▶ **TASK PROMPT**: Every entry must be duplicated precisely as written.
━━ MATERIAL PROVIDED ━━
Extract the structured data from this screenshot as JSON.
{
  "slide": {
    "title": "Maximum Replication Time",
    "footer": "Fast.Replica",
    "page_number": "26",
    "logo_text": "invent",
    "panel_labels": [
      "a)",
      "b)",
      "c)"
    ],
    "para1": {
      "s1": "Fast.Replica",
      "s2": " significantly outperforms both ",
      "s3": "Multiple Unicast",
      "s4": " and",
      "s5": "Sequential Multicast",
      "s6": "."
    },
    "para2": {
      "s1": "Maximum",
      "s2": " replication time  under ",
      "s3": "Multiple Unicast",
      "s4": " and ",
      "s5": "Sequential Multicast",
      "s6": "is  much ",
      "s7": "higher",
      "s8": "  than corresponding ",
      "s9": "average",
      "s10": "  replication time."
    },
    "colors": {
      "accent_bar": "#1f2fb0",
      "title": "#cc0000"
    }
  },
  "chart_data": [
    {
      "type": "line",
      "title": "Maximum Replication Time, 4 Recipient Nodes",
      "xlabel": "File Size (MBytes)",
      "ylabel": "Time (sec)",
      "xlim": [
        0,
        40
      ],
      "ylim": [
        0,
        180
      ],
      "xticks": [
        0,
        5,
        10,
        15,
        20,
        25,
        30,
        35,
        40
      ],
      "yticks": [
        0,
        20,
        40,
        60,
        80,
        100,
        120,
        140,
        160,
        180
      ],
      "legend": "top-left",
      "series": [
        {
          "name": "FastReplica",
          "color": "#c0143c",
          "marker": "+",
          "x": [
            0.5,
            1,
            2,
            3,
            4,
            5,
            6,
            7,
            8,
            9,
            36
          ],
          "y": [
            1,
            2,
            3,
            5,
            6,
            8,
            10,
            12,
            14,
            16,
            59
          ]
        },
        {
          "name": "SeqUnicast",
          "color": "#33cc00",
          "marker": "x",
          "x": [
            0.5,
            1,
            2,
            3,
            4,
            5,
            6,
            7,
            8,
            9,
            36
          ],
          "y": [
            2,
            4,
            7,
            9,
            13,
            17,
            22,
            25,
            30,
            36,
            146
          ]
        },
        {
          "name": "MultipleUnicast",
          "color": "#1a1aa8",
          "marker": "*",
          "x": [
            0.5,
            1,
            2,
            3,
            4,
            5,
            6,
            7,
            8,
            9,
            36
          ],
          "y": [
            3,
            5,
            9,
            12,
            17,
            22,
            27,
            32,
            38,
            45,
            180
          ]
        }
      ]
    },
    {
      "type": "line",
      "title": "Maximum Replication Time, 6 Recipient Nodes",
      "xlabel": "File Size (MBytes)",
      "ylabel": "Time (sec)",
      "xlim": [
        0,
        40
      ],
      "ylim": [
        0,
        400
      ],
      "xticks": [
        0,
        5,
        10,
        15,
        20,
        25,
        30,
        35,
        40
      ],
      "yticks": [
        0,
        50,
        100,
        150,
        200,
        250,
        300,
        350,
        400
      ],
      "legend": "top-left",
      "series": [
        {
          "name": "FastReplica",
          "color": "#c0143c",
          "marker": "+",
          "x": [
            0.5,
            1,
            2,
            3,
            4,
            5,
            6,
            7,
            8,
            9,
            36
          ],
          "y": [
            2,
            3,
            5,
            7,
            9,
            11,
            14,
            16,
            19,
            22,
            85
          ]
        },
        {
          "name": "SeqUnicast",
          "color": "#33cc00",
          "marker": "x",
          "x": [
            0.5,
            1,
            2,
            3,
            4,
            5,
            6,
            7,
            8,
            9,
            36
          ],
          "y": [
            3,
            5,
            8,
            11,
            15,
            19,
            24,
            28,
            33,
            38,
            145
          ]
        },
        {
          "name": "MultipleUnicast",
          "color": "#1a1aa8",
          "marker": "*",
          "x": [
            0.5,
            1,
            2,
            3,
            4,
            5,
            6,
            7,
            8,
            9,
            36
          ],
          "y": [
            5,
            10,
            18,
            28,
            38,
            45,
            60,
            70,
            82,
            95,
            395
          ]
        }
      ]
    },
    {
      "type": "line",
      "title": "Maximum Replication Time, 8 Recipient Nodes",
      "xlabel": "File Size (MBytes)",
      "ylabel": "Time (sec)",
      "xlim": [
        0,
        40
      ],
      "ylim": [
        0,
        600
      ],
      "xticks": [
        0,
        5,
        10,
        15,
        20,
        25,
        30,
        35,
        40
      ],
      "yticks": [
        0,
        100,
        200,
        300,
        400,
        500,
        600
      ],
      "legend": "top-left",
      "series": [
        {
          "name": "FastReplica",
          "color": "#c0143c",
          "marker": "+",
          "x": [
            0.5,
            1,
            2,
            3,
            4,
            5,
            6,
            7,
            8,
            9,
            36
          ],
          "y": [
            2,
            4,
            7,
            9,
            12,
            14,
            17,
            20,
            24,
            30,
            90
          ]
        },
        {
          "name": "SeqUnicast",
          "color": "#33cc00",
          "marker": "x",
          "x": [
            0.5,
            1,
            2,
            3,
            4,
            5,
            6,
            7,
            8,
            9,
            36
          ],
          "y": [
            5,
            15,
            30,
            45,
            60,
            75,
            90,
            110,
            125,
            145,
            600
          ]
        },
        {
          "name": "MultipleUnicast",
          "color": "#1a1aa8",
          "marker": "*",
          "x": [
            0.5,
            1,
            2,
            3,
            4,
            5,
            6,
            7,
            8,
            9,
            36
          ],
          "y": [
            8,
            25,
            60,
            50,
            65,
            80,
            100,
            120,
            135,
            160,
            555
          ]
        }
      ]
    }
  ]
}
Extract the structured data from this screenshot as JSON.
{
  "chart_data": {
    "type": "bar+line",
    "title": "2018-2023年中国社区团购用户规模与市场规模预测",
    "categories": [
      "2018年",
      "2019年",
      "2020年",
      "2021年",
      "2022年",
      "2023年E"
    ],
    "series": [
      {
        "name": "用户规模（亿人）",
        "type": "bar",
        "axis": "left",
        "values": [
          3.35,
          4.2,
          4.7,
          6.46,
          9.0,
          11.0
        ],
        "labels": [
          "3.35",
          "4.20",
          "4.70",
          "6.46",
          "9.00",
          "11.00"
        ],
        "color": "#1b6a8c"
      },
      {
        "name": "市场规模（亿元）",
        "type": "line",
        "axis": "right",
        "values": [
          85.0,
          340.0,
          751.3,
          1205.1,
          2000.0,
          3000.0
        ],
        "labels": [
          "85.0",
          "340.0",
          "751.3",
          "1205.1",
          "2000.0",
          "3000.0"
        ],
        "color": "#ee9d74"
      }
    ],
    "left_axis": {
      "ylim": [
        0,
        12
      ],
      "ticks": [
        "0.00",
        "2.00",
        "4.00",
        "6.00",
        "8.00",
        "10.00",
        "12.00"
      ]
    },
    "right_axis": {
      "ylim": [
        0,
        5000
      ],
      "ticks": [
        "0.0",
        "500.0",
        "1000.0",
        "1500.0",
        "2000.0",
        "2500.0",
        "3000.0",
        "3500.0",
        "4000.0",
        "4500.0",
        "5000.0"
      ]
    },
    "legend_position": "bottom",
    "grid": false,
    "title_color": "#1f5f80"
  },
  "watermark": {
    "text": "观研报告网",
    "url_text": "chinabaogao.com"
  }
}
━━━
▶ **TASK ANSWER**:
Extract the structured data from this screenshot as JSON.
{
  "slide": {
    "title": "Maximum Replication Time",
    "footer": "Fast.Replica",
    "page_number": "26",
    "logo_text": "invent",
    "panel_labels": [
      "a)",
      "b)",
      "c)"
    ],
    "para1": {
      "s1": "Fast.Replica",
      "s2": " significantly outperforms both ",
      "s3": "Multiple Unicast",
      "s4": " and",
      "s5": "Sequential Multicast",
      "s6": "."
    },
    "para2": {
      "s1": "Maximum",
      "s2": " replication time  under ",
      "s3": "Multiple Unicast",
      "s4": " and ",
      "s5": "Sequential Multicast",
      "s6": "is  much ",
      "s7": "higher",
      "s8": "  than corresponding ",
      "s9": "average",
      "s10": "  replication time."
    },
    "colors": {
      "accent_bar": "#1f2fb0",
      "title": "#cc0000"
    }
  },
  "chart_data": [
    {
      "type": "line",
      "title": "Maximum Replication Time, 4 Recipient Nodes",
      "xlabel": "File Size (MBytes)",
      "ylabel": "Time (sec)",
      "xlim": [
        0,
        40
      ],
      "ylim": [
        0,
        180
      ],
      "xticks": [
        0,
        5,
        10,
        15,
        20,
        25,
        30,
        35,
        40
      ],
      "yticks": [
        0,
        20,
        40,
        60,
        80,
        100,
        120,
        140,
        160,
        180
      ],
      "legend": "top-left",
      "series": [
        {
          "name": "FastReplica",
          "color": "#c0143c",
          "marker": "+",
          "x": [
            0.5,
            1,
            2,
            3,
            4,
            5,
            6,
            7,
            8,
            9,
            36
          ],
          "y": [
            1,
            2,
            3,
            5,
            6,
            8,
            10,
            12,
            14,
            16,
            59
          ]
        },
        {
          "name": "SeqUnicast",
          "color": "#33cc00",
          "marker": "x",
          "x": [
            0.5,
            1,
            2,
            3,
            4,
            5,
            6,
            7,
            8,
            9,
            36
          ],
          "y": [
            2,
            4,
            7,
            9,
            13,
            17,
            22,
            25,
            30,
            36,
            146
          ]
        },
        {
          "name": "MultipleUnicast",
          "color": "#1a1aa8",
          "marker": "*",
          "x": [
            0.5,
            1,
            2,
            3,
            4,
            5,
            6,
            7,
            8,
            9,
            36
          ],
          "y": [
            3,
            5,
            9,
            12,
            17,
            22,
            27,
            32,
            38,
            45,
            180
          ]
        }
      ]
    },
    {
      "type": "line",
      "title": "Maximum Replication Time, 6 Recipient Nodes",
      "xlabel": "File Size (MBytes)",
      "ylabel": "Time (sec)",
      "xlim": [
        0,
        40
      ],
      "ylim": [
        0,
        400
      ],
      "xticks": [
        0,
        5,
        10,
        15,
        20,
        25,
        30,
        35,
        40
      ],
      "yticks": [
        0,
        50,
        100,
        150,
        200,
        250,
        300,
        350,
        400
      ],
      "legend": "top-left",
      "series": [
        {
          "name": "FastReplica",
          "color": "#c0143c",
          "marker": "+",
          "x": [
            0.5,
            1,
            2,
            3,
            4,
            5,
            6,
            7,
            8,
            9,
            36
          ],
          "y": [
            2,
            3,
            5,
            7,
            9,
            11,
            14,
            16,
            19,
            22,
            85
          ]
        },
        {
          "name": "SeqUnicast",
          "color": "#33cc00",
          "marker": "x",
          "x": [
            0.5,
            1,
            2,
            3,
            4,
            5,
            6,
            7,
            8,
            9,
            36
          ],
          "y": [
            3,
            5,
            8,
            11,
            15,
            19,
            24,
            28,
            33,
            38,
            145
          ]
        },
        {
          "name": "MultipleUnicast",
          "color": "#1a1aa8",
          "marker": "*",
          "x": [
            0.5,
            1,
            2,
            3,
            4,
            5,
            6,
            7,
            8,
            9,
            36
          ],
          "y": [
            5,
            10,
            18,
            28,
            38,
            45,
            60,
            70,
            82,
            95,
            395
          ]
        }
      ]
    },
    {
      "type": "line",
      "title": "Maximum Replication Time, 8 Recipient Nodes",
      "xlabel": "File Size (MBytes)",
      "ylabel": "Time (sec)",
      "xlim": [
        0,
        40
      ],
      "ylim": [
        0,
        600
      ],
      "xticks": [
        0,
        5,
        10,
        15,
        20,
        25,
        30,
        35,
        40
      ],
      "yticks": [
        0,
        100,
        200,
        300,
        400,
        500,
        600
      ],
      "legend": "top-left",
      "series": [
        {
          "name": "FastReplica",
          "color": "#c0143c",
          "marker": "+",
          "x": [
            0.5,
            1,
            2,
            3,
            4,
            5,
            6,
            7,
            8,
            9,
            36
          ],
          "y": [
            2,
            4,
            7,
            9,
            12,
            14,
            17,
            20,
            24,
            30,
            90
          ]
        },
        {
          "name": "SeqUnicast",
          "color": "#33cc00",
          "marker": "x",
          "x": [
            0.5,
            1,
            2,
            3,
            4,
            5,
            6,
            7,
            8,
            9,
            36
          ],
          "y": [
            5,
            15,
            30,
            45,
            60,
            75,
            90,
            110,
            125,
            145,
            600
          ]
        },
        {
          "name": "MultipleUnicast",
          "color": "#1a1aa8",
          "marker": "*",
          "x": [
            0.5,
            1,
            2,
            3,
            4,
            5,
            6,
            7,
            8,
            9,
            36
          ],
          "y": [
            8,
            25,
            60,
            50,
            65,
            80,
            100,
            120,
            135,
            160,
            555
          ]
        }
      ]
    }
  ]
}
Extract the structured data from this screenshot as JSON.
{
  "chart_data": {
    "type": "bar+line",
    "title": "2018-2023年中国社区团购用户规模与市场规模预测",
    "categories": [
      "2018年",
      "2019年",
      "2020年",
      "2021年",
      "2022年",
      "2023年E"
    ],
    "series": [
      {
        "name": "用户规模（亿人）",
        "type": "bar",
        "axis": "left",
        "values": [
          3.35,
          4.2,
          4.7,
          6.46,
          9.0,
          11.0
        ],
        "labels": [
          "3.35",
          "4.20",
          "4.70",
          "6.46",
          "9.00",
          "11.00"
        ],
        "color": "#1b6a8c"
      },
      {
        "name": "市场规模（亿元）",
        "type": "line",
        "axis": "right",
        "values": [
          85.0,
          340.0,
          751.3,
          1205.1,
          2000.0,
          3000.0
        ],
        "labels": [
          "85.0",
          "340.0",
          "751.3",
          "1205.1",
          "2000.0",
          "3000.0"
        ],
        "color": "#ee9d74"
      }
    ],
    "left_axis": {
      "ylim": [
        0,
        12
      ],
      "ticks": [
        "0.00",
        "2.00",
        "4.00",
        "6.00",
        "8.00",
        "10.00",
        "12.00"
      ]
    },
    "right_axis": {
      "ylim": [
        0,
        5000
      ],
      "ticks": [
        "0.0",
        "500.0",
        "1000.0",
        "1500.0",
        "2000.0",
        "2500.0",
        "3000.0",
        "3500.0",
        "4000.0",
        "4500.0",
        "5000.0"
      ]
    },
    "legend_position": "bottom",
    "grid": false,
    "title_color": "#1f5f80"
  },
  "watermark": {
    "text": "观研报告网",
    "url_text": "chinabaogao.com"
  }
}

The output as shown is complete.